- _WORK TO COMPLETE_: Images do not belong in the copy. Retype all the entries below exactly.

Chart and figure data:
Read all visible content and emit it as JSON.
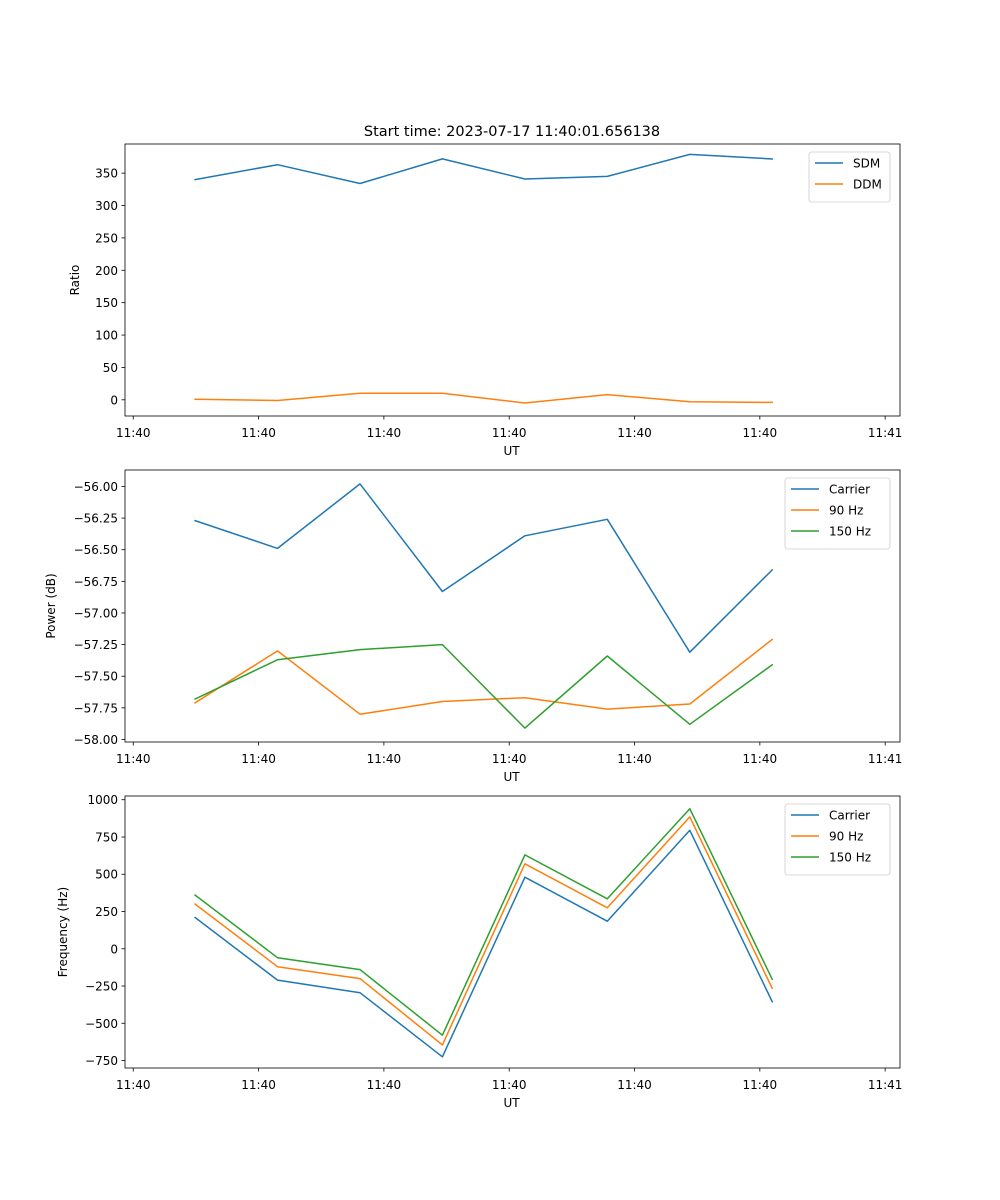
{
  "title": "Start time: 2023-07-17 11:40:01.656138",
  "colors": {
    "blue": "#1f77b4",
    "orange": "#ff7f0e",
    "green": "#2ca02c"
  },
  "chart_data": [
    {
      "type": "line",
      "title": "Start time: 2023-07-17 11:40:01.656138",
      "xlabel": "UT",
      "ylabel": "Ratio",
      "xlim": [
        -0.85,
        8.55
      ],
      "ylim": [
        -25,
        395
      ],
      "x": [
        0,
        1,
        2,
        3,
        4,
        5,
        6,
        7
      ],
      "xticks": [
        {
          "pos": -0.75,
          "label": "11:40"
        },
        {
          "pos": 0.77,
          "label": "11:40"
        },
        {
          "pos": 2.29,
          "label": "11:40"
        },
        {
          "pos": 3.81,
          "label": "11:40"
        },
        {
          "pos": 5.33,
          "label": "11:40"
        },
        {
          "pos": 6.85,
          "label": "11:40"
        },
        {
          "pos": 8.37,
          "label": "11:41"
        }
      ],
      "yticks": [
        {
          "value": 0,
          "label": "0"
        },
        {
          "value": 50,
          "label": "50"
        },
        {
          "value": 100,
          "label": "100"
        },
        {
          "value": 150,
          "label": "150"
        },
        {
          "value": 200,
          "label": "200"
        },
        {
          "value": 250,
          "label": "250"
        },
        {
          "value": 300,
          "label": "300"
        },
        {
          "value": 350,
          "label": "350"
        }
      ],
      "legend": "top-right",
      "series": [
        {
          "name": "SDM",
          "color": "#1f77b4",
          "values": [
            340,
            363,
            334,
            372,
            341,
            345,
            379,
            372
          ]
        },
        {
          "name": "DDM",
          "color": "#ff7f0e",
          "values": [
            1,
            -1,
            10,
            10,
            -5,
            8,
            -3,
            -4
          ]
        }
      ]
    },
    {
      "type": "line",
      "title": "",
      "xlabel": "UT",
      "ylabel": "Power (dB)",
      "xlim": [
        -0.85,
        8.55
      ],
      "ylim": [
        -58.02,
        -55.87
      ],
      "x": [
        0,
        1,
        2,
        3,
        4,
        5,
        6,
        7
      ],
      "xticks": [
        {
          "pos": -0.75,
          "label": "11:40"
        },
        {
          "pos": 0.77,
          "label": "11:40"
        },
        {
          "pos": 2.29,
          "label": "11:40"
        },
        {
          "pos": 3.81,
          "label": "11:40"
        },
        {
          "pos": 5.33,
          "label": "11:40"
        },
        {
          "pos": 6.85,
          "label": "11:40"
        },
        {
          "pos": 8.37,
          "label": "11:41"
        }
      ],
      "yticks": [
        {
          "value": -58.0,
          "label": "−58.00"
        },
        {
          "value": -57.75,
          "label": "−57.75"
        },
        {
          "value": -57.5,
          "label": "−57.50"
        },
        {
          "value": -57.25,
          "label": "−57.25"
        },
        {
          "value": -57.0,
          "label": "−57.00"
        },
        {
          "value": -56.75,
          "label": "−56.75"
        },
        {
          "value": -56.5,
          "label": "−56.50"
        },
        {
          "value": -56.25,
          "label": "−56.25"
        },
        {
          "value": -56.0,
          "label": "−56.00"
        }
      ],
      "legend": "top-right",
      "series": [
        {
          "name": "Carrier",
          "color": "#1f77b4",
          "values": [
            -56.27,
            -56.49,
            -55.98,
            -56.83,
            -56.39,
            -56.26,
            -57.31,
            -56.66
          ]
        },
        {
          "name": "90 Hz",
          "color": "#ff7f0e",
          "values": [
            -57.71,
            -57.3,
            -57.8,
            -57.7,
            -57.67,
            -57.76,
            -57.72,
            -57.21
          ]
        },
        {
          "name": "150 Hz",
          "color": "#2ca02c",
          "values": [
            -57.68,
            -57.37,
            -57.29,
            -57.25,
            -57.91,
            -57.34,
            -57.88,
            -57.41
          ]
        }
      ]
    },
    {
      "type": "line",
      "title": "",
      "xlabel": "UT",
      "ylabel": "Frequency (Hz)",
      "xlim": [
        -0.85,
        8.55
      ],
      "ylim": [
        -800,
        1025
      ],
      "x": [
        0,
        1,
        2,
        3,
        4,
        5,
        6,
        7
      ],
      "xticks": [
        {
          "pos": -0.75,
          "label": "11:40"
        },
        {
          "pos": 0.77,
          "label": "11:40"
        },
        {
          "pos": 2.29,
          "label": "11:40"
        },
        {
          "pos": 3.81,
          "label": "11:40"
        },
        {
          "pos": 5.33,
          "label": "11:40"
        },
        {
          "pos": 6.85,
          "label": "11:40"
        },
        {
          "pos": 8.37,
          "label": "11:41"
        }
      ],
      "yticks": [
        {
          "value": -750,
          "label": "−750"
        },
        {
          "value": -500,
          "label": "−500"
        },
        {
          "value": -250,
          "label": "−250"
        },
        {
          "value": 0,
          "label": "0"
        },
        {
          "value": 250,
          "label": "250"
        },
        {
          "value": 500,
          "label": "500"
        },
        {
          "value": 750,
          "label": "750"
        },
        {
          "value": 1000,
          "label": "1000"
        }
      ],
      "legend": "top-right",
      "series": [
        {
          "name": "Carrier",
          "color": "#1f77b4",
          "values": [
            210,
            -210,
            -295,
            -725,
            480,
            185,
            795,
            -355
          ]
        },
        {
          "name": "90 Hz",
          "color": "#ff7f0e",
          "values": [
            300,
            -120,
            -200,
            -645,
            570,
            275,
            885,
            -265
          ]
        },
        {
          "name": "150 Hz",
          "color": "#2ca02c",
          "values": [
            360,
            -60,
            -140,
            -580,
            630,
            335,
            940,
            -205
          ]
        }
      ]
    }
  ]
}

- _EXPECTED ANSWER_:
Read all visible content and emit it as JSON.
{
  "title": "Start time: 2023-07-17 11:40:01.656138",
  "colors": {
    "blue": "#1f77b4",
    "orange": "#ff7f0e",
    "green": "#2ca02c"
  },
  "chart_data": [
    {
      "type": "line",
      "title": "Start time: 2023-07-17 11:40:01.656138",
      "xlabel": "UT",
      "ylabel": "Ratio",
      "xlim": [
        -0.85,
        8.55
      ],
      "ylim": [
        -25,
        395
      ],
      "x": [
        0,
        1,
        2,
        3,
        4,
        5,
        6,
        7
      ],
      "xticks": [
        {
          "pos": -0.75,
          "label": "11:40"
        },
        {
          "pos": 0.77,
          "label": "11:40"
        },
        {
          "pos": 2.29,
          "label": "11:40"
        },
        {
          "pos": 3.81,
          "label": "11:40"
        },
        {
          "pos": 5.33,
          "label": "11:40"
        },
        {
          "pos": 6.85,
          "label": "11:40"
        },
        {
          "pos": 8.37,
          "label": "11:41"
        }
      ],
      "yticks": [
        {
          "value": 0,
          "label": "0"
        },
        {
          "value": 50,
          "label": "50"
        },
        {
          "value": 100,
          "label": "100"
        },
        {
          "value": 150,
          "label": "150"
        },
        {
          "value": 200,
          "label": "200"
        },
        {
          "value": 250,
          "label": "250"
        },
        {
          "value": 300,
          "label": "300"
        },
        {
          "value": 350,
          "label": "350"
        }
      ],
      "legend": "top-right",
      "series": [
        {
          "name": "SDM",
          "color": "#1f77b4",
          "values": [
            340,
            363,
            334,
            372,
            341,
            345,
            379,
            372
          ]
        },
        {
          "name": "DDM",
          "color": "#ff7f0e",
          "values": [
            1,
            -1,
            10,
            10,
            -5,
            8,
            -3,
            -4
          ]
        }
      ]
    },
    {
      "type": "line",
      "title": "",
      "xlabel": "UT",
      "ylabel": "Power (dB)",
      "xlim": [
        -0.85,
        8.55
      ],
      "ylim": [
        -58.02,
        -55.87
      ],
      "x": [
        0,
        1,
        2,
        3,
        4,
        5,
        6,
        7
      ],
      "xticks": [
        {
          "pos": -0.75,
          "label": "11:40"
        },
        {
          "pos": 0.77,
          "label": "11:40"
        },
        {
          "pos": 2.29,
          "label": "11:40"
        },
        {
          "pos": 3.81,
          "label": "11:40"
        },
        {
          "pos": 5.33,
          "label": "11:40"
        },
        {
          "pos": 6.85,
          "label": "11:40"
        },
        {
          "pos": 8.37,
          "label": "11:41"
        }
      ],
      "yticks": [
        {
          "value": -58.0,
          "label": "−58.00"
        },
        {
          "value": -57.75,
          "label": "−57.75"
        },
        {
          "value": -57.5,
          "label": "−57.50"
        },
        {
          "value": -57.25,
          "label": "−57.25"
        },
        {
          "value": -57.0,
          "label": "−57.00"
        },
        {
          "value": -56.75,
          "label": "−56.75"
        },
        {
          "value": -56.5,
          "label": "−56.50"
        },
        {
          "value": -56.25,
          "label": "−56.25"
        },
        {
          "value": -56.0,
          "label": "−56.00"
        }
      ],
      "legend": "top-right",
      "series": [
        {
          "name": "Carrier",
          "color": "#1f77b4",
          "values": [
            -56.27,
            -56.49,
            -55.98,
            -56.83,
            -56.39,
            -56.26,
            -57.31,
            -56.66
          ]
        },
        {
          "name": "90 Hz",
          "color": "#ff7f0e",
          "values": [
            -57.71,
            -57.3,
            -57.8,
            -57.7,
            -57.67,
            -57.76,
            -57.72,
            -57.21
          ]
        },
        {
          "name": "150 Hz",
          "color": "#2ca02c",
          "values": [
            -57.68,
            -57.37,
            -57.29,
            -57.25,
            -57.91,
            -57.34,
            -57.88,
            -57.41
          ]
        }
      ]
    },
    {
      "type": "line",
      "title": "",
      "xlabel": "UT",
      "ylabel": "Frequency (Hz)",
      "xlim": [
        -0.85,
        8.55
      ],
      "ylim": [
        -800,
        1025
      ],
      "x": [
        0,
        1,
        2,
        3,
        4,
        5,
        6,
        7
      ],
      "xticks": [
        {
          "pos": -0.75,
          "label": "11:40"
        },
        {
          "pos": 0.77,
          "label": "11:40"
        },
        {
          "pos": 2.29,
          "label": "11:40"
        },
        {
          "pos": 3.81,
          "label": "11:40"
        },
        {
          "pos": 5.33,
          "label": "11:40"
        },
        {
          "pos": 6.85,
          "label": "11:40"
        },
        {
          "pos": 8.37,
          "label": "11:41"
        }
      ],
      "yticks": [
        {
          "value": -750,
          "label": "−750"
        },
        {
          "value": -500,
          "label": "−500"
        },
        {
          "value": -250,
          "label": "−250"
        },
        {
          "value": 0,
          "label": "0"
        },
        {
          "value": 250,
          "label": "250"
        },
        {
          "value": 500,
          "label": "500"
        },
        {
          "value": 750,
          "label": "750"
        },
        {
          "value": 1000,
          "label": "1000"
        }
      ],
      "legend": "top-right",
      "series": [
        {
          "name": "Carrier",
          "color": "#1f77b4",
          "values": [
            210,
            -210,
            -295,
            -725,
            480,
            185,
            795,
            -355
          ]
        },
        {
          "name": "90 Hz",
          "color": "#ff7f0e",
          "values": [
            300,
            -120,
            -200,
            -645,
            570,
            275,
            885,
            -265
          ]
        },
        {
          "name": "150 Hz",
          "color": "#2ca02c",
          "values": [
            360,
            -60,
            -140,
            -580,
            630,
            335,
            940,
            -205
          ]
        }
      ]
    }
  ]
}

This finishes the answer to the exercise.